[threeten-dev] some problems in java.time.YearMonth and java.time.Year

Patrick Zhang patrick.zhang at oracle.com
Tue Mar 12 19:21:11 PDT 2013


Hi Stephen,

Thanks. I will update the repo and try again. :)

Regards
Patrick

On 3/12/13 11:32 PM, Stephen Colebourne wrote:
> Fixed in
> http://hg.openjdk.java.net/threeten/threeten/jdk/rev/97e8eb496b37
> http://hg.openjdk.java.net/threeten/threeten/jdk/rev/0e98b03f696a
> http://hg.openjdk.java.net/threeten/threeten/jdk/rev/0dcbfca54160
>
> Additional tests in
> http://hg.openjdk.java.net/threeten/threeten/jdk/rev/72bb5d877b83
>
> thanks
> Stephen
>
>
> On 12 March 2013 15:11, Stephen Colebourne<scolebourne at joda.org>  wrote:
>> On 9 March 2013 07:14, patrick zhang<patrick.zhang at oracle.com>  wrote:
>>> 1. Year.minus(TemporalAmout) does not work properly.
>>> ===========
>>>          Year year = Year.of(5);
>>>          Year result = year.minus(Period.ofYears(2)) ;
>>>          System.out.println(result);
>>> ===========
>>> Personally I think above code should work and return Year.of(3). But it
>>> throws exception:
>> This is a bug.
>>
>>> 2. javadoc for Year.minus(long, TemporalUnit) is wrong.
>>> As you know the method will return Year same with minus(TemporalAmout) while
>>> it is "YearMonth" in current javadoc:
>> This is a bug.
>>
>> 3. javadoc for
>>> java.time.Temporal.ChronoUnit.ERAS is confused.
>>> Here there are 2 problems.

- WORK TO COMPLETE:
1 – In the mailing list message, what result does Patrick expect from subtracting Period.ofYears(2) from Year.of(5)?
2 – Echo the mailing list message word for word, from "[threeten-dev] some problems" up to and including "try again. :)".

- DATA EXCERPTS:
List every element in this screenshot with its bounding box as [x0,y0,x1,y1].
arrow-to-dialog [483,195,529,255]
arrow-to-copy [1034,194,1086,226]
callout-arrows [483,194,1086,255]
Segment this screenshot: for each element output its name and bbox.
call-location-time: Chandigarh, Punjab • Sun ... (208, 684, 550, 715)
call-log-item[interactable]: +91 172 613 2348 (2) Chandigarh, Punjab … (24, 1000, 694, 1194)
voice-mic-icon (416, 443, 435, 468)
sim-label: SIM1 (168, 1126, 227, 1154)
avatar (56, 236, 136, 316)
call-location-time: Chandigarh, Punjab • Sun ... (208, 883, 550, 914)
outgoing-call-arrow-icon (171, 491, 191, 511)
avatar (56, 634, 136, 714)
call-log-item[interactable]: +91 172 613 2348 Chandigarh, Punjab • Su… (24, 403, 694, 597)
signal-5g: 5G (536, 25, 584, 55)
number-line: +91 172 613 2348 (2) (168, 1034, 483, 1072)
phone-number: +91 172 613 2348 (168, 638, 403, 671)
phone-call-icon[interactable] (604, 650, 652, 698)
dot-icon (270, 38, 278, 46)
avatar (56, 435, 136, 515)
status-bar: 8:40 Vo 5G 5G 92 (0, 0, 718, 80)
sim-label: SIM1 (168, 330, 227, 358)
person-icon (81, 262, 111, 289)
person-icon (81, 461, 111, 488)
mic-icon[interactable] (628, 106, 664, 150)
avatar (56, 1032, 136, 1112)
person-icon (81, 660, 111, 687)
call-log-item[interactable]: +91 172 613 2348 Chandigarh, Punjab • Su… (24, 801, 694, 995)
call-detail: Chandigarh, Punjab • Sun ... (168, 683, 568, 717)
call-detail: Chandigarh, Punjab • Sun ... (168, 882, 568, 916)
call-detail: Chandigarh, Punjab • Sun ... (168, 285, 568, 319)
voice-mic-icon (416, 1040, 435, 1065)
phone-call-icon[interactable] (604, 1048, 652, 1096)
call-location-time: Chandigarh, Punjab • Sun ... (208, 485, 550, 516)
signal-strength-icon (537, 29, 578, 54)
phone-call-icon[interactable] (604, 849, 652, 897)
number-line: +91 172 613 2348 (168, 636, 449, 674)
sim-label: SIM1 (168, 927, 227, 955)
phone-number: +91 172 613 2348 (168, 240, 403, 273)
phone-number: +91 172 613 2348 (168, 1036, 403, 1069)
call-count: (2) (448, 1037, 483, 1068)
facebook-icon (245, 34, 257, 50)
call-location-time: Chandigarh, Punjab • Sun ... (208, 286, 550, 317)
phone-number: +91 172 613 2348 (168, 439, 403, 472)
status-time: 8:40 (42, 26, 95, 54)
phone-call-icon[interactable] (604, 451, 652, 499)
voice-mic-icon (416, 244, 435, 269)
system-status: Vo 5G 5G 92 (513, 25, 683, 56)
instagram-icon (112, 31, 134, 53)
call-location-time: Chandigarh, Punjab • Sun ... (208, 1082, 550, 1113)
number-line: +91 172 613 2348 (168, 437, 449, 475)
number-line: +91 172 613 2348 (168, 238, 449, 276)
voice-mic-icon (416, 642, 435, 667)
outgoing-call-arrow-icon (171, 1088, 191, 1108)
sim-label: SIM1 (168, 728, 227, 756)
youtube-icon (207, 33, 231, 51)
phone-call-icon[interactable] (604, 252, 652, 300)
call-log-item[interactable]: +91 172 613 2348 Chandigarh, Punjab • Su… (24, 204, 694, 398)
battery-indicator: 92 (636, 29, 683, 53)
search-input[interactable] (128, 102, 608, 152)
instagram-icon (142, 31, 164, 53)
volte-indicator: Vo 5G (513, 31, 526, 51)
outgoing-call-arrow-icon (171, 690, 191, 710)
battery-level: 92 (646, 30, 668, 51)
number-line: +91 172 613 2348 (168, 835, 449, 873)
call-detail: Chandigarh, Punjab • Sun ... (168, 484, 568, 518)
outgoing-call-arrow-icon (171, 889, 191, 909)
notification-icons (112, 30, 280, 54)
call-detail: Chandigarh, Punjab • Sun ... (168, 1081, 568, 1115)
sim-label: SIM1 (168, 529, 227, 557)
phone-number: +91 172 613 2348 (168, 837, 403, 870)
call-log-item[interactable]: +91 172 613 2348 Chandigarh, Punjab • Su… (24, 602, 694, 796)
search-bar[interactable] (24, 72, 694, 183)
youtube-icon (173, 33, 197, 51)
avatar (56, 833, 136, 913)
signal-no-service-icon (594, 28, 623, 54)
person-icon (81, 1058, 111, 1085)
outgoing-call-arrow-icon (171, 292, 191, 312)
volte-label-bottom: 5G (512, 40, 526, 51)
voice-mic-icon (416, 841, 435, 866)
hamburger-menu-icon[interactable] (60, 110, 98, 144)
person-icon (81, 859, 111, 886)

- SOLUTIONS BELOW:
1 – Year.of(3)

2 –
[threeten-dev] some problems in java.time.YearMonth and java.time.Year

Patrick Zhang patrick.zhang at oracle.com
Tue Mar 12 19:21:11 PDT 2013


Hi Stephen,

Thanks. I will update the repo and try again. :)